DATA TO PROCESS:
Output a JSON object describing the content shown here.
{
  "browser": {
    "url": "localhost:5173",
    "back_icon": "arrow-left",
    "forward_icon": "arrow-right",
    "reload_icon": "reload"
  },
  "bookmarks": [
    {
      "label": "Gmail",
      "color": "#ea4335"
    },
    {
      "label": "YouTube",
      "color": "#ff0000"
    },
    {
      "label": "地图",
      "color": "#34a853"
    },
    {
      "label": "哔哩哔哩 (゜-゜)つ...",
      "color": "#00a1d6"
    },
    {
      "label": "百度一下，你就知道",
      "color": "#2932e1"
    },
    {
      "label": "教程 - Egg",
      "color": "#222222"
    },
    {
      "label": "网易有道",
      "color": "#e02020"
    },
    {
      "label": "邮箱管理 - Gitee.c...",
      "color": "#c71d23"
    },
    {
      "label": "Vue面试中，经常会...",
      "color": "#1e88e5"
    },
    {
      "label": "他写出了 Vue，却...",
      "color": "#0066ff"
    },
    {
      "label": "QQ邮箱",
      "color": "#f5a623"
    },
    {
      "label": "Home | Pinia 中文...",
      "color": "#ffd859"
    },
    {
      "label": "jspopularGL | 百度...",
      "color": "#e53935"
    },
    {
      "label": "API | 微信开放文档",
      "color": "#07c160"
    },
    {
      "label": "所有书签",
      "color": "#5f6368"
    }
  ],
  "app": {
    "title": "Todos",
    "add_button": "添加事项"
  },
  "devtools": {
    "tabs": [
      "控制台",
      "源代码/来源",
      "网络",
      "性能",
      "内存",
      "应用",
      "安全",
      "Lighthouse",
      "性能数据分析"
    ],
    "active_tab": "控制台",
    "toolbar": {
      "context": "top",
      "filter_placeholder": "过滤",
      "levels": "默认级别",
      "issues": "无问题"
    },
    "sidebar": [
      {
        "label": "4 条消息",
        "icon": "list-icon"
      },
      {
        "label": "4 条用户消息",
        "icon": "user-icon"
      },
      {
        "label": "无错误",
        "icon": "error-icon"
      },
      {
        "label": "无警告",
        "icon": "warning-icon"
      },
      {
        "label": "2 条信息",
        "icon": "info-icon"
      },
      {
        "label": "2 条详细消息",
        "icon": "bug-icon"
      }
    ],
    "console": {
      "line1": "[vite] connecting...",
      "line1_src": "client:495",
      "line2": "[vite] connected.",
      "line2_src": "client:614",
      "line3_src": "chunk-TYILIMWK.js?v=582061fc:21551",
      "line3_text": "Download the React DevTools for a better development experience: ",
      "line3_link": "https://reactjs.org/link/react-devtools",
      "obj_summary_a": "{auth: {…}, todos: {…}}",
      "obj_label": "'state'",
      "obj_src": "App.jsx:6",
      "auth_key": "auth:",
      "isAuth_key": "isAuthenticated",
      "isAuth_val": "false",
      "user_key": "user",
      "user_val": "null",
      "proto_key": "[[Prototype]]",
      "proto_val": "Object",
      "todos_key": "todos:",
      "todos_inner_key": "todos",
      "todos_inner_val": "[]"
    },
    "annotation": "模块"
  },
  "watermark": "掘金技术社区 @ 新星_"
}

--

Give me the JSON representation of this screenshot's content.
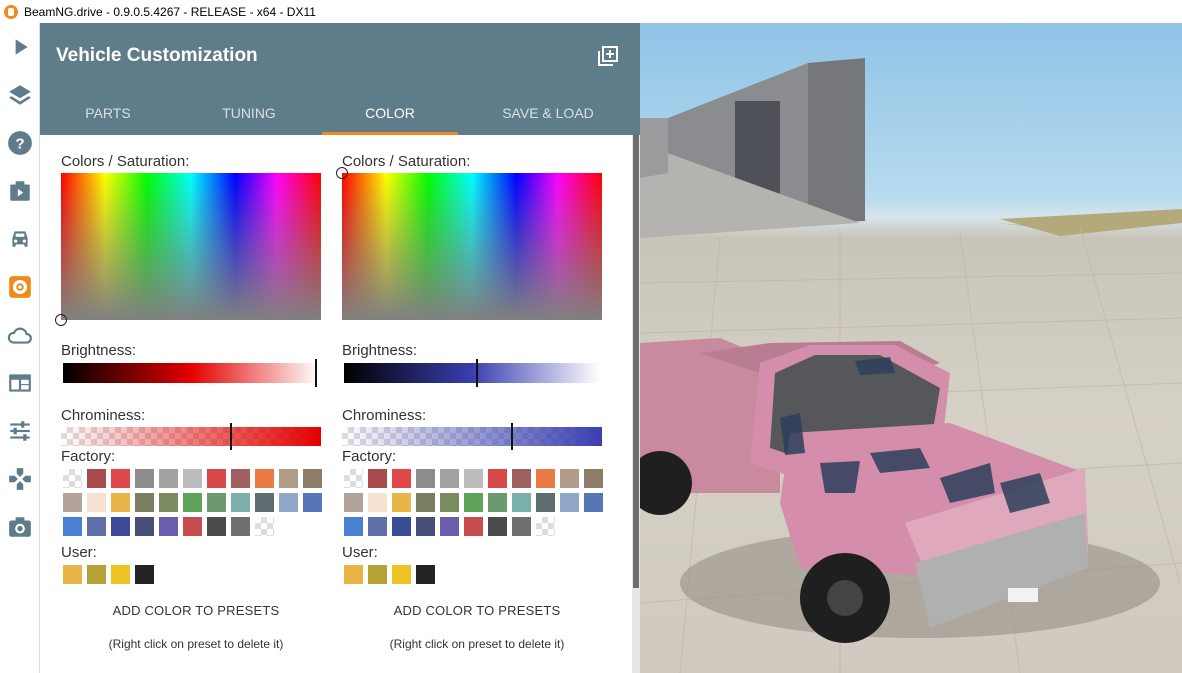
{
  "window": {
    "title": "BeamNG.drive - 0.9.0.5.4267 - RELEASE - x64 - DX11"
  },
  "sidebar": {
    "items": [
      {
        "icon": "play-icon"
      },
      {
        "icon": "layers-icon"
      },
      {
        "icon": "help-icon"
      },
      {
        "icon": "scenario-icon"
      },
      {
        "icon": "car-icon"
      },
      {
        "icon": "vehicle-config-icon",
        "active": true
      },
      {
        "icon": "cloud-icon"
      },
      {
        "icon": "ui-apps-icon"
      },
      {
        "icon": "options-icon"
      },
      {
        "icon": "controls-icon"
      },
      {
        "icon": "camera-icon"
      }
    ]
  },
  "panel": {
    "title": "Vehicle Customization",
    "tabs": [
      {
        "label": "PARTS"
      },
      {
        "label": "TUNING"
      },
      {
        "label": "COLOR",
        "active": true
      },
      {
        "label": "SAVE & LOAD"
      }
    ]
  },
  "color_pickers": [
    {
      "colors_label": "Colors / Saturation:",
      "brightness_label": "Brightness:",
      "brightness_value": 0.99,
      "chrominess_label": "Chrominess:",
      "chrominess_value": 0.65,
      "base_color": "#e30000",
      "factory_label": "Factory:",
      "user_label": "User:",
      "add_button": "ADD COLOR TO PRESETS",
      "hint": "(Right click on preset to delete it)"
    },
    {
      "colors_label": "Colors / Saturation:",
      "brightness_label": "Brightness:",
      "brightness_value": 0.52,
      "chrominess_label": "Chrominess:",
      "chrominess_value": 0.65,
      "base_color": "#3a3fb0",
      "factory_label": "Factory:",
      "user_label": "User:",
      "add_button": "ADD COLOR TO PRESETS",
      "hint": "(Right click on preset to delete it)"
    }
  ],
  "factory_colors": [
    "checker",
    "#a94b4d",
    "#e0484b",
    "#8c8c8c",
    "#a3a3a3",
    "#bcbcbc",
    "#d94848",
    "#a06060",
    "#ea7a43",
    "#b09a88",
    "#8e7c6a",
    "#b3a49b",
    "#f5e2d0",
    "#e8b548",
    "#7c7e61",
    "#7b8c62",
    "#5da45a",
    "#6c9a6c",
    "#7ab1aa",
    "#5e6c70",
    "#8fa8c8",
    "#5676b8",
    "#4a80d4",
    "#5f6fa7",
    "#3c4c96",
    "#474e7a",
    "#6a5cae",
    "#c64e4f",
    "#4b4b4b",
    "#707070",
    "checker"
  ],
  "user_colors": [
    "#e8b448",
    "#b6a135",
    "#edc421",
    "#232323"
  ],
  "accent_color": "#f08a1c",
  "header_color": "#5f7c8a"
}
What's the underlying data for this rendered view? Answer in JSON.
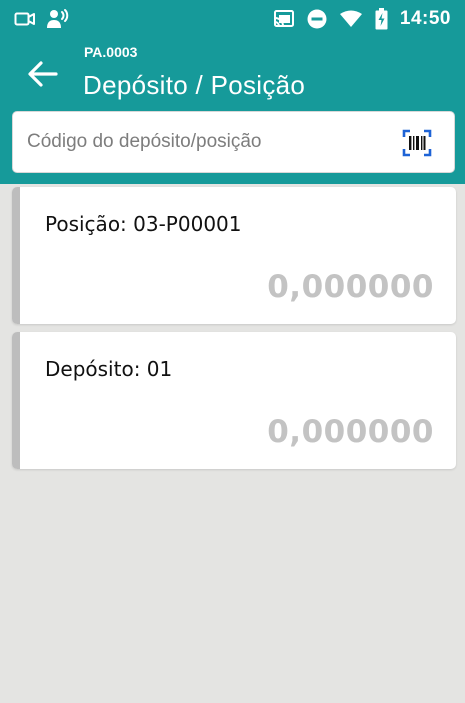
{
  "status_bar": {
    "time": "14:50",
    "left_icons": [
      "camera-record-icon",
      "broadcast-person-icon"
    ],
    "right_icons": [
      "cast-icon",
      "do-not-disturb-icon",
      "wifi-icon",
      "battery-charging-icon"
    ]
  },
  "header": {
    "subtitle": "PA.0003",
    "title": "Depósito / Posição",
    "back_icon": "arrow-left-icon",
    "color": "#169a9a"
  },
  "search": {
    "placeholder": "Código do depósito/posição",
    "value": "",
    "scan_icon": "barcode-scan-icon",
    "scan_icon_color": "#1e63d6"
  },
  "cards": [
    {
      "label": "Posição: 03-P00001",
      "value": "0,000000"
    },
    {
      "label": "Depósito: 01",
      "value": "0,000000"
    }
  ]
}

WHAT YOU HAVE TO DO:
Filter for "vite". Return all lines that hold it.

EXERCISE ANSWER:
      "line1": "[vite] connecting...",
      "line2": "[vite] connected.",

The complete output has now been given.